__REQUIRED WORK__
Show every line in the records below that contains the word "this".

□ □ □ □ □ □ □

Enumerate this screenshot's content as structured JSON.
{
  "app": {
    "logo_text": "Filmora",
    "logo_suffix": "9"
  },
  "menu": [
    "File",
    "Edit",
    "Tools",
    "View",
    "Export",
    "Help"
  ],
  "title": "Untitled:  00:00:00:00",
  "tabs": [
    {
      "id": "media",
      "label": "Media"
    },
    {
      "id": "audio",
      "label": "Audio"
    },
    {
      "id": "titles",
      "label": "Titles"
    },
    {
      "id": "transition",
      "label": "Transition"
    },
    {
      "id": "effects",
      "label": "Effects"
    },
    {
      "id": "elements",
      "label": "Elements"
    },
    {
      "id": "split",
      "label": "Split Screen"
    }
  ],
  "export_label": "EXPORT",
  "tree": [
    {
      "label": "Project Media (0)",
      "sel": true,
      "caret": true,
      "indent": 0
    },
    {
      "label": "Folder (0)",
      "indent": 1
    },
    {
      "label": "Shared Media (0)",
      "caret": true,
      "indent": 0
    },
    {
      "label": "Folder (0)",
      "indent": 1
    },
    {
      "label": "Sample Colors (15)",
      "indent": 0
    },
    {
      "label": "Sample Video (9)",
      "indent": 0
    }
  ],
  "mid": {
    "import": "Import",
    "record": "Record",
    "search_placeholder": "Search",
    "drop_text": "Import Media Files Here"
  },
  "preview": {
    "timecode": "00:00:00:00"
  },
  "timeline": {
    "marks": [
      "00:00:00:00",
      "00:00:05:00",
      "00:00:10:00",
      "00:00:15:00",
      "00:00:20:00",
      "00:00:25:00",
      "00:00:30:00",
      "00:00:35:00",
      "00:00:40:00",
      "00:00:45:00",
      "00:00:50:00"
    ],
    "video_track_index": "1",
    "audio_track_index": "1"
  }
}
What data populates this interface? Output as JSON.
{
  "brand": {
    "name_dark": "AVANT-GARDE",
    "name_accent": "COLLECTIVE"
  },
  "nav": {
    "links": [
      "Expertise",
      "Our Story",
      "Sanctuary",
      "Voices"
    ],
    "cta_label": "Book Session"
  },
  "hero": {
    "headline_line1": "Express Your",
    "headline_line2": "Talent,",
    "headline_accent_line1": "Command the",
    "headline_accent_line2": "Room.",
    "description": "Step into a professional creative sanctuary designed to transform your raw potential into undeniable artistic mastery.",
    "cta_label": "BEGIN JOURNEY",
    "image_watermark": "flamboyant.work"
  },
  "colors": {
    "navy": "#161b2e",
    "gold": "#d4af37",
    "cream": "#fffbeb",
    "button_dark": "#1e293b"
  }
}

□ □ □ □ □ □ □

__COMPLETE ANSWER__
Enumerate this screenshot's content as structured JSON.
What data populates this interface? Output as JSON.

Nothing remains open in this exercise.